-- start of Records for processing --

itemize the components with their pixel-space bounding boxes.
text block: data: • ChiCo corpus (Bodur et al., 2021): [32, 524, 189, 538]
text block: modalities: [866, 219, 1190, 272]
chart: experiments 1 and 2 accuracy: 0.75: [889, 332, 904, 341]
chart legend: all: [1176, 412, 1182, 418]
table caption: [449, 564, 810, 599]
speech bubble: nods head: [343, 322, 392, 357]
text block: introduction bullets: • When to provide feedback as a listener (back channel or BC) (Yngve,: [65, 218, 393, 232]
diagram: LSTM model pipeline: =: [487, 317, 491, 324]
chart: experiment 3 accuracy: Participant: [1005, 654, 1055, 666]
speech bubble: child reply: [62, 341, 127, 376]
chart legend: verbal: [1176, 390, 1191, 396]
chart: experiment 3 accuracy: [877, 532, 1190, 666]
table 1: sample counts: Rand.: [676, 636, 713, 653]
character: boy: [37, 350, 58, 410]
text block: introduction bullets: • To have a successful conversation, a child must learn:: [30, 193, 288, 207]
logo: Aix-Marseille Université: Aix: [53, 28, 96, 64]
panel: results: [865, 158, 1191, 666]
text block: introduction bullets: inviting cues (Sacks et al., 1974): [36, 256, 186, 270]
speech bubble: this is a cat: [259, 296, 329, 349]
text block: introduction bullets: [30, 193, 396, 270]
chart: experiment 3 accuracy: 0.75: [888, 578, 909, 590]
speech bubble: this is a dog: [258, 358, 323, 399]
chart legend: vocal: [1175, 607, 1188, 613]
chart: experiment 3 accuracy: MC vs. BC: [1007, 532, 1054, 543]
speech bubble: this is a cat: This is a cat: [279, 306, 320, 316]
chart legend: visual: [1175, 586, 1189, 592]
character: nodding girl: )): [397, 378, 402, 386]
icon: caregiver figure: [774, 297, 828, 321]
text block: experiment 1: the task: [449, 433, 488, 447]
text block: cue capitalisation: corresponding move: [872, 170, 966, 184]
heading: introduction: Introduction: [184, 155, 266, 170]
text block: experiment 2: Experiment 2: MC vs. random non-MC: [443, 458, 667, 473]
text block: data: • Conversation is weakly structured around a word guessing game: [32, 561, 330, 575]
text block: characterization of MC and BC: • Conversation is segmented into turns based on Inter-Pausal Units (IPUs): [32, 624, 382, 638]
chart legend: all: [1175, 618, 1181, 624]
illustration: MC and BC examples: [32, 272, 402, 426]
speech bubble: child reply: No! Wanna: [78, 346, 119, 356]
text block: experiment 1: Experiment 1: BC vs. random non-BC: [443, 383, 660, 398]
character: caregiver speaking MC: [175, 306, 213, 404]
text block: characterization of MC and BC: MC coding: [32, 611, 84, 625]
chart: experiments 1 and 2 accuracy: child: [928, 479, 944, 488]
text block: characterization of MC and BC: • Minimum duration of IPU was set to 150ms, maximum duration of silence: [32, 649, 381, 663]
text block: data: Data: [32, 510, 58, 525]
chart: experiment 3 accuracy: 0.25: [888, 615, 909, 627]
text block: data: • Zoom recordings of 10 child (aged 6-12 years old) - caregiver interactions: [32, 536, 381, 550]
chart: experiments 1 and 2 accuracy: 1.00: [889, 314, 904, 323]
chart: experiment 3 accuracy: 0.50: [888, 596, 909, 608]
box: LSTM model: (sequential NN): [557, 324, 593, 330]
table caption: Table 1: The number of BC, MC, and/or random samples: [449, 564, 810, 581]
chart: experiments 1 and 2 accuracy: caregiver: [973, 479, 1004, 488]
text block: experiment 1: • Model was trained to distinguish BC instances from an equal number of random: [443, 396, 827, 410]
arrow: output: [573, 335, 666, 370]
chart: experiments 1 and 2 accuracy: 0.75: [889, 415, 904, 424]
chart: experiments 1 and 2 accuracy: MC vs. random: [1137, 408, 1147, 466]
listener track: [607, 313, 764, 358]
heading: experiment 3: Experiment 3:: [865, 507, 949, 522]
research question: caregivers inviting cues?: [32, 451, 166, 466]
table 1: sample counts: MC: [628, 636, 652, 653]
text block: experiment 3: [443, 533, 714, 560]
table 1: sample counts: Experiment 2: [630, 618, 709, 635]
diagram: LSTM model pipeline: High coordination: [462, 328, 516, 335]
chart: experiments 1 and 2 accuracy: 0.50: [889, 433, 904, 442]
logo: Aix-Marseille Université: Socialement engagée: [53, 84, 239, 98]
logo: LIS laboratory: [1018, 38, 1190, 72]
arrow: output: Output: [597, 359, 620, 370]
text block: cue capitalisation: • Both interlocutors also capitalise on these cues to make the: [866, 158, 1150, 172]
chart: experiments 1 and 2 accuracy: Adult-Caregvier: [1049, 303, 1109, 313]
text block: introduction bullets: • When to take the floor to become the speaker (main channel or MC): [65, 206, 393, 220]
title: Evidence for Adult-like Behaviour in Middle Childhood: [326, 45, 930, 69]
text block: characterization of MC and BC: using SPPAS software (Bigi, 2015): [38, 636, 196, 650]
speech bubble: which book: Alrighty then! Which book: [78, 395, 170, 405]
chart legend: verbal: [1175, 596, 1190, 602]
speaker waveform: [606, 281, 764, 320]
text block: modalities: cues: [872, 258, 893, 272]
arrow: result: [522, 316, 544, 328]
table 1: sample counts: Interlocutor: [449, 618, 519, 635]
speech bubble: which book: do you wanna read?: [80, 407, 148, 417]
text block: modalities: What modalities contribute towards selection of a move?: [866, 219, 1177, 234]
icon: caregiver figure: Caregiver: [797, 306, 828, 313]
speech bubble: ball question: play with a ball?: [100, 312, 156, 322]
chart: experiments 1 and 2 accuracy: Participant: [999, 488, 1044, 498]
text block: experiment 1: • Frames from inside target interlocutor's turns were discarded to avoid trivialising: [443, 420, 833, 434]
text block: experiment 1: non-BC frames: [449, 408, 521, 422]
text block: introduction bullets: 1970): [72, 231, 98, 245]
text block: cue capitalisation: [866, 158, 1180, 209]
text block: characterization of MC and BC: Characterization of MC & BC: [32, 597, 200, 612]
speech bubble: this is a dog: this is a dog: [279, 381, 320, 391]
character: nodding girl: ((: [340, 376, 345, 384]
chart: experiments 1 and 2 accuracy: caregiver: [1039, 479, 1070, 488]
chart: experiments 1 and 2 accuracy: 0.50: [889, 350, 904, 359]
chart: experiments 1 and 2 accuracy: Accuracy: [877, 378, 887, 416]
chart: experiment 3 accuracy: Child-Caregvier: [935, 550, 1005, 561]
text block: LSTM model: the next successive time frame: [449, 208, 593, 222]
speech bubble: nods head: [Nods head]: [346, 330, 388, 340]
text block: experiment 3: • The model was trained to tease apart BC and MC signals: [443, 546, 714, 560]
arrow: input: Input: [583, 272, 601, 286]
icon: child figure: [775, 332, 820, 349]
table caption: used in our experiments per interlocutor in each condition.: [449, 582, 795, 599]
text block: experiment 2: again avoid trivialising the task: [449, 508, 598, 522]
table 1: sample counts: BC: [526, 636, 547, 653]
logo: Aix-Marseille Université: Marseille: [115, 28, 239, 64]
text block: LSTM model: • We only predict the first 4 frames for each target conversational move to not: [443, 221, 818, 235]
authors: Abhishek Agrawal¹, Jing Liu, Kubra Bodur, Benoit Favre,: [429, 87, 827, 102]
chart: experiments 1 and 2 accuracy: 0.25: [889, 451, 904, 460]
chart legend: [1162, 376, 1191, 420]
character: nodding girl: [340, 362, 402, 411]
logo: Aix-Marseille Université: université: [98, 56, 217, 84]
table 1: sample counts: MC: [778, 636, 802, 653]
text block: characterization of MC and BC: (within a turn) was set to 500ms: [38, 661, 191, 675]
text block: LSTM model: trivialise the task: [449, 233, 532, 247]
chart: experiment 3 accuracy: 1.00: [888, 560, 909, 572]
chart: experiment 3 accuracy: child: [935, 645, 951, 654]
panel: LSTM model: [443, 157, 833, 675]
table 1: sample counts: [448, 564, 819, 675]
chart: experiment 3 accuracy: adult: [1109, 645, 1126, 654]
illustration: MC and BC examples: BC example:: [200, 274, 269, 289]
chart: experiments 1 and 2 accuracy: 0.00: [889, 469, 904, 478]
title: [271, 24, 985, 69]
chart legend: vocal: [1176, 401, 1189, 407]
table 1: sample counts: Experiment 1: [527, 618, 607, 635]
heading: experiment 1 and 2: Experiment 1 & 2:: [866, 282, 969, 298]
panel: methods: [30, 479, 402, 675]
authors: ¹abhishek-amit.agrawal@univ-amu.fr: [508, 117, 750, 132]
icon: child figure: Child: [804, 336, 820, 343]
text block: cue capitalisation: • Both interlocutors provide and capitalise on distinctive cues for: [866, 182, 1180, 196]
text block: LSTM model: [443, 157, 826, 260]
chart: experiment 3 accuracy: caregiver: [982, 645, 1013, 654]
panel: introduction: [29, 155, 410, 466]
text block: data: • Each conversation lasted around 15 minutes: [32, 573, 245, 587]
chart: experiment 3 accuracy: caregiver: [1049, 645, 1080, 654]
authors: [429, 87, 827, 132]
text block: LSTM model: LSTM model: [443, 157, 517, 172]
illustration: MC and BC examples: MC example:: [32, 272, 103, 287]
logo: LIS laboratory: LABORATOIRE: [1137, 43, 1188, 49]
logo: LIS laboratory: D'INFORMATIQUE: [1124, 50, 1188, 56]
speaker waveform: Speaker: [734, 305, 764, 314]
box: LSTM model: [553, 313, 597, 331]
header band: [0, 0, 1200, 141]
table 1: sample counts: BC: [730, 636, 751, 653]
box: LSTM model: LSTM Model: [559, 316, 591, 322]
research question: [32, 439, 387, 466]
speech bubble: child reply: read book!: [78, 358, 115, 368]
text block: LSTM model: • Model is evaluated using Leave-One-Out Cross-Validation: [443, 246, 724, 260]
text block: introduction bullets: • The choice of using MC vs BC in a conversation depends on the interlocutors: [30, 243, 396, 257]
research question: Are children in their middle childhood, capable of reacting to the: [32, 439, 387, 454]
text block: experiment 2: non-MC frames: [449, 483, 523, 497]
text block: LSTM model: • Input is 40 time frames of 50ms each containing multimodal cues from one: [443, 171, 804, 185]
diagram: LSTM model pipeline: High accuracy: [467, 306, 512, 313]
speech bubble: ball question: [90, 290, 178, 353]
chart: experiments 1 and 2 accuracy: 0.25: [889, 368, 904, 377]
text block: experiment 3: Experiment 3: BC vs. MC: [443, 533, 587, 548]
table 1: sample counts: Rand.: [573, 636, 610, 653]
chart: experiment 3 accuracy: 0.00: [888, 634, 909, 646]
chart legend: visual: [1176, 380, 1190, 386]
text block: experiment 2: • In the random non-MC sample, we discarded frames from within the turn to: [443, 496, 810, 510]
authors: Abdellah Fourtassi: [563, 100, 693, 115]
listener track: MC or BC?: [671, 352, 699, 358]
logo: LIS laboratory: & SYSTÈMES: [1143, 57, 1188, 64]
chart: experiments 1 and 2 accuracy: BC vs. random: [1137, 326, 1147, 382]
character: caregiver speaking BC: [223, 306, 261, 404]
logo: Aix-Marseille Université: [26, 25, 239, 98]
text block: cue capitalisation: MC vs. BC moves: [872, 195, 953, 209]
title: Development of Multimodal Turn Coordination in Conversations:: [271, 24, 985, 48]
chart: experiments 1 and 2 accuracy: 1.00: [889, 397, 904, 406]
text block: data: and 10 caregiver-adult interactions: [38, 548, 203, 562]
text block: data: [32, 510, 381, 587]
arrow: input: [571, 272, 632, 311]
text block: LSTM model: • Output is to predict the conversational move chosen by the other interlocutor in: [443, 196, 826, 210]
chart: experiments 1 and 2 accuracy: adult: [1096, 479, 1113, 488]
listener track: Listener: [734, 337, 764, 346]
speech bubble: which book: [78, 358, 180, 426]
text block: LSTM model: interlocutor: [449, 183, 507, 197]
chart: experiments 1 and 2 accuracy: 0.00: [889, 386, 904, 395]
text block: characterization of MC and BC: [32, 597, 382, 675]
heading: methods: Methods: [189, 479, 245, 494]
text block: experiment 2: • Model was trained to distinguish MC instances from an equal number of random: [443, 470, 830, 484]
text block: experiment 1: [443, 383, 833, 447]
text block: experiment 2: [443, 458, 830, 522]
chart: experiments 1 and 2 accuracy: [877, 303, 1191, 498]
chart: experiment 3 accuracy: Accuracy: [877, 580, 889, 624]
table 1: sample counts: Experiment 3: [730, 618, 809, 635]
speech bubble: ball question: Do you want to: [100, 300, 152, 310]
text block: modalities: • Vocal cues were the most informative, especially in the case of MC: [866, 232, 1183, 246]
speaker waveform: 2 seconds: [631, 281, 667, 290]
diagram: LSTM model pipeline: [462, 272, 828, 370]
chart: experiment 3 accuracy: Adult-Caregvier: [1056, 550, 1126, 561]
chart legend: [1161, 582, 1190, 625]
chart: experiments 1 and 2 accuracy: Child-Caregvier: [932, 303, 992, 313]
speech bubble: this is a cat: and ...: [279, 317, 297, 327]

-- end of Records for processing --

Copy out the records word for word, from the first line through the line containing "speech bubble: nods head: [343, 322, 392, 357]".

itemize the components with their pixel-space bounding boxes.
text block: data: • ChiCo corpus (Bodur et al., 2021): [32, 524, 189, 538]
text block: modalities: [866, 219, 1190, 272]
chart: experiments 1 and 2 accuracy: 0.75: [889, 332, 904, 341]
chart legend: all: [1176, 412, 1182, 418]
table caption: [449, 564, 810, 599]
speech bubble: nods head: [343, 322, 392, 357]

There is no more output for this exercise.